GIVEN TASK:
Write every record out again exactly as given.

--- Start of PROVIDED ENTRIES ---

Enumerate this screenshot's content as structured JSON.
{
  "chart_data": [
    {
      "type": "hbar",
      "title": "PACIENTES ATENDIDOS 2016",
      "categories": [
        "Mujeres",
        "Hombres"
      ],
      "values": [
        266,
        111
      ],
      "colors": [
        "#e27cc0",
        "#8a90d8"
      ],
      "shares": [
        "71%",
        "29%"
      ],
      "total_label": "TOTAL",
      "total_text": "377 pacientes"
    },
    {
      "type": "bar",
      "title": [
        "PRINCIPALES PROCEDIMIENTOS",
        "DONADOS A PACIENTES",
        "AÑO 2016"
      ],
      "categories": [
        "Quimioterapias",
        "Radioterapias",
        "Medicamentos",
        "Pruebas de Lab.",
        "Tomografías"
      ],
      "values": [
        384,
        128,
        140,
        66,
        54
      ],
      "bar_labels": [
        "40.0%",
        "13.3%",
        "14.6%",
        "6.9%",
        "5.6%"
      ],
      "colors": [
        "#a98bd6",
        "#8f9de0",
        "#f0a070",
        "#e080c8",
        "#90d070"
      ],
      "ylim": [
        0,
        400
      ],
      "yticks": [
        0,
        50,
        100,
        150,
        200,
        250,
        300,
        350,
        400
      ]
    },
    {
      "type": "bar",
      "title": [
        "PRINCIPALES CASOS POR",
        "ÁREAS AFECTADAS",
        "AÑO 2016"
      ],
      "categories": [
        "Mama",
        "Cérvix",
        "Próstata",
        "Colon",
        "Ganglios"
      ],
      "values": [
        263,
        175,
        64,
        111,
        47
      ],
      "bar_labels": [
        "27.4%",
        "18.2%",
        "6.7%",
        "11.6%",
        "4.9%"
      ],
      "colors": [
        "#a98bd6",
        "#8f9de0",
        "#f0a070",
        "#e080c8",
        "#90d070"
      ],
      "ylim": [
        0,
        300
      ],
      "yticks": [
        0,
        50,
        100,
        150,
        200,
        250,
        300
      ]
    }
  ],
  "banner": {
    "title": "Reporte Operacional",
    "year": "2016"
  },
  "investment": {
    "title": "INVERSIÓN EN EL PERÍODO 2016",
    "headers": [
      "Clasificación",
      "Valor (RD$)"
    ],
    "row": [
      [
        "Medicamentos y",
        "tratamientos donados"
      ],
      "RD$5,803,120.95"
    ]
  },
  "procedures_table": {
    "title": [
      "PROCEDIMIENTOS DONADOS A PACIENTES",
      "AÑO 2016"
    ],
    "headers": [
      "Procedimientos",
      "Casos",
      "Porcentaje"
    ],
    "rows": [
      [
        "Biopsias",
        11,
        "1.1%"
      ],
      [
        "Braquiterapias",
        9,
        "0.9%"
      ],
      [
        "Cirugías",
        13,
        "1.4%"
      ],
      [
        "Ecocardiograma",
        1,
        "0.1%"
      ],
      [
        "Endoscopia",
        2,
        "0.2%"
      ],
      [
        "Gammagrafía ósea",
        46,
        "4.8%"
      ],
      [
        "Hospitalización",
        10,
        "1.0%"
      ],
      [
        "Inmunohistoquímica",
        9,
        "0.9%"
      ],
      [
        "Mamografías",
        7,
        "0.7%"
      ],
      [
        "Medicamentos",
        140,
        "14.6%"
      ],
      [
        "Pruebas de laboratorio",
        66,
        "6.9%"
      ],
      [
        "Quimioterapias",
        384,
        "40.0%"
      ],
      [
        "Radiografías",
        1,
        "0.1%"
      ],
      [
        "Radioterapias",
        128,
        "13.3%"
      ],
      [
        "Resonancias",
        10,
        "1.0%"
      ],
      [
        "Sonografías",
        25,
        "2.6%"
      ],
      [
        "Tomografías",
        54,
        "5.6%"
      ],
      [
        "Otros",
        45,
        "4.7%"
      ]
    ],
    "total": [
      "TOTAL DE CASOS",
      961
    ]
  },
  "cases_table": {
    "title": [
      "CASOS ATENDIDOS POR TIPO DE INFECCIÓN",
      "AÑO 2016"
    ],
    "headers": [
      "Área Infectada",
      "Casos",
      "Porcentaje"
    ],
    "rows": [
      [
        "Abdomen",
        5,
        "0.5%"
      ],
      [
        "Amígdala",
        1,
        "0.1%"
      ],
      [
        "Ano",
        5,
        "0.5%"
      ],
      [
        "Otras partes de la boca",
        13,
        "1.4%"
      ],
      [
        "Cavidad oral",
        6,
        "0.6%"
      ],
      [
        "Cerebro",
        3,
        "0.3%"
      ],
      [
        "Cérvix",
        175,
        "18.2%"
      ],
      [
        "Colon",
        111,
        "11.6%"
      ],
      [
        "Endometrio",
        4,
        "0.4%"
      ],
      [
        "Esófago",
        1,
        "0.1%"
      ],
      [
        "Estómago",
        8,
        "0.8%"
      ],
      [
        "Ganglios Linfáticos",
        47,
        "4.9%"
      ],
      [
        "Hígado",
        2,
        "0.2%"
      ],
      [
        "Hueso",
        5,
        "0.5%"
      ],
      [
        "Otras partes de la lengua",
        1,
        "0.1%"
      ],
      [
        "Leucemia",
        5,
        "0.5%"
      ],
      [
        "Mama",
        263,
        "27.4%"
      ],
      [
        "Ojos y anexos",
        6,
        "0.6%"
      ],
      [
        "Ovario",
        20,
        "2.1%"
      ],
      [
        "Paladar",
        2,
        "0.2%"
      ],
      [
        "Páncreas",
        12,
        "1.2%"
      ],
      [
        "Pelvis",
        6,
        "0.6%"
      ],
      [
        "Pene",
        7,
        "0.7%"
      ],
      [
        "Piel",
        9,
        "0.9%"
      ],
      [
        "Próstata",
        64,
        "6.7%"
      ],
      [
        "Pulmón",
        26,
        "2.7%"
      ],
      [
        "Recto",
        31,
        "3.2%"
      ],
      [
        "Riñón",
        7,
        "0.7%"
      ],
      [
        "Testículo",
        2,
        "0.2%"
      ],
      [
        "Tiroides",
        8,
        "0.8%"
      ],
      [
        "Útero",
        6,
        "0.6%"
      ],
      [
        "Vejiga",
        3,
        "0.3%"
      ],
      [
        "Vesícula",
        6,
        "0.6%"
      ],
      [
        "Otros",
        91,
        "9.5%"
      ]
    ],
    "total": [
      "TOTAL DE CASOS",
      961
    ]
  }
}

--- End of PROVIDED ENTRIES ---

WRITTEN RESPONSE:
Enumerate this screenshot's content as structured JSON.
{
  "chart_data": [
    {
      "type": "hbar",
      "title": "PACIENTES ATENDIDOS 2016",
      "categories": [
        "Mujeres",
        "Hombres"
      ],
      "values": [
        266,
        111
      ],
      "colors": [
        "#e27cc0",
        "#8a90d8"
      ],
      "shares": [
        "71%",
        "29%"
      ],
      "total_label": "TOTAL",
      "total_text": "377 pacientes"
    },
    {
      "type": "bar",
      "title": [
        "PRINCIPALES PROCEDIMIENTOS",
        "DONADOS A PACIENTES",
        "AÑO 2016"
      ],
      "categories": [
        "Quimioterapias",
        "Radioterapias",
        "Medicamentos",
        "Pruebas de Lab.",
        "Tomografías"
      ],
      "values": [
        384,
        128,
        140,
        66,
        54
      ],
      "bar_labels": [
        "40.0%",
        "13.3%",
        "14.6%",
        "6.9%",
        "5.6%"
      ],
      "colors": [
        "#a98bd6",
        "#8f9de0",
        "#f0a070",
        "#e080c8",
        "#90d070"
      ],
      "ylim": [
        0,
        400
      ],
      "yticks": [
        0,
        50,
        100,
        150,
        200,
        250,
        300,
        350,
        400
      ]
    },
    {
      "type": "bar",
      "title": [
        "PRINCIPALES CASOS POR",
        "ÁREAS AFECTADAS",
        "AÑO 2016"
      ],
      "categories": [
        "Mama",
        "Cérvix",
        "Próstata",
        "Colon",
        "Ganglios"
      ],
      "values": [
        263,
        175,
        64,
        111,
        47
      ],
      "bar_labels": [
        "27.4%",
        "18.2%",
        "6.7%",
        "11.6%",
        "4.9%"
      ],
      "colors": [
        "#a98bd6",
        "#8f9de0",
        "#f0a070",
        "#e080c8",
        "#90d070"
      ],
      "ylim": [
        0,
        300
      ],
      "yticks": [
        0,
        50,
        100,
        150,
        200,
        250,
        300
      ]
    }
  ],
  "banner": {
    "title": "Reporte Operacional",
    "year": "2016"
  },
  "investment": {
    "title": "INVERSIÓN EN EL PERÍODO 2016",
    "headers": [
      "Clasificación",
      "Valor (RD$)"
    ],
    "row": [
      [
        "Medicamentos y",
        "tratamientos donados"
      ],
      "RD$5,803,120.95"
    ]
  },
  "procedures_table": {
    "title": [
      "PROCEDIMIENTOS DONADOS A PACIENTES",
      "AÑO 2016"
    ],
    "headers": [
      "Procedimientos",
      "Casos",
      "Porcentaje"
    ],
    "rows": [
      [
        "Biopsias",
        11,
        "1.1%"
      ],
      [
        "Braquiterapias",
        9,
        "0.9%"
      ],
      [
        "Cirugías",
        13,
        "1.4%"
      ],
      [
        "Ecocardiograma",
        1,
        "0.1%"
      ],
      [
        "Endoscopia",
        2,
        "0.2%"
      ],
      [
        "Gammagrafía ósea",
        46,
        "4.8%"
      ],
      [
        "Hospitalización",
        10,
        "1.0%"
      ],
      [
        "Inmunohistoquímica",
        9,
        "0.9%"
      ],
      [
        "Mamografías",
        7,
        "0.7%"
      ],
      [
        "Medicamentos",
        140,
        "14.6%"
      ],
      [
        "Pruebas de laboratorio",
        66,
        "6.9%"
      ],
      [
        "Quimioterapias",
        384,
        "40.0%"
      ],
      [
        "Radiografías",
        1,
        "0.1%"
      ],
      [
        "Radioterapias",
        128,
        "13.3%"
      ],
      [
        "Resonancias",
        10,
        "1.0%"
      ],
      [
        "Sonografías",
        25,
        "2.6%"
      ],
      [
        "Tomografías",
        54,
        "5.6%"
      ],
      [
        "Otros",
        45,
        "4.7%"
      ]
    ],
    "total": [
      "TOTAL DE CASOS",
      961
    ]
  },
  "cases_table": {
    "title": [
      "CASOS ATENDIDOS POR TIPO DE INFECCIÓN",
      "AÑO 2016"
    ],
    "headers": [
      "Área Infectada",
      "Casos",
      "Porcentaje"
    ],
    "rows": [
      [
        "Abdomen",
        5,
        "0.5%"
      ],
      [
        "Amígdala",
        1,
        "0.1%"
      ],
      [
        "Ano",
        5,
        "0.5%"
      ],
      [
        "Otras partes de la boca",
        13,
        "1.4%"
      ],
      [
        "Cavidad oral",
        6,
        "0.6%"
      ],
      [
        "Cerebro",
        3,
        "0.3%"
      ],
      [
        "Cérvix",
        175,
        "18.2%"
      ],
      [
        "Colon",
        111,
        "11.6%"
      ],
      [
        "Endometrio",
        4,
        "0.4%"
      ],
      [
        "Esófago",
        1,
        "0.1%"
      ],
      [
        "Estómago",
        8,
        "0.8%"
      ],
      [
        "Ganglios Linfáticos",
        47,
        "4.9%"
      ],
      [
        "Hígado",
        2,
        "0.2%"
      ],
      [
        "Hueso",
        5,
        "0.5%"
      ],
      [
        "Otras partes de la lengua",
        1,
        "0.1%"
      ],
      [
        "Leucemia",
        5,
        "0.5%"
      ],
      [
        "Mama",
        263,
        "27.4%"
      ],
      [
        "Ojos y anexos",
        6,
        "0.6%"
      ],
      [
        "Ovario",
        20,
        "2.1%"
      ],
      [
        "Paladar",
        2,
        "0.2%"
      ],
      [
        "Páncreas",
        12,
        "1.2%"
      ],
      [
        "Pelvis",
        6,
        "0.6%"
      ],
      [
        "Pene",
        7,
        "0.7%"
      ],
      [
        "Piel",
        9,
        "0.9%"
      ],
      [
        "Próstata",
        64,
        "6.7%"
      ],
      [
        "Pulmón",
        26,
        "2.7%"
      ],
      [
        "Recto",
        31,
        "3.2%"
      ],
      [
        "Riñón",
        7,
        "0.7%"
      ],
      [
        "Testículo",
        2,
        "0.2%"
      ],
      [
        "Tiroides",
        8,
        "0.8%"
      ],
      [
        "Útero",
        6,
        "0.6%"
      ],
      [
        "Vejiga",
        3,
        "0.3%"
      ],
      [
        "Vesícula",
        6,
        "0.6%"
      ],
      [
        "Otros",
        91,
        "9.5%"
      ]
    ],
    "total": [
      "TOTAL DE CASOS",
      961
    ]
  }
}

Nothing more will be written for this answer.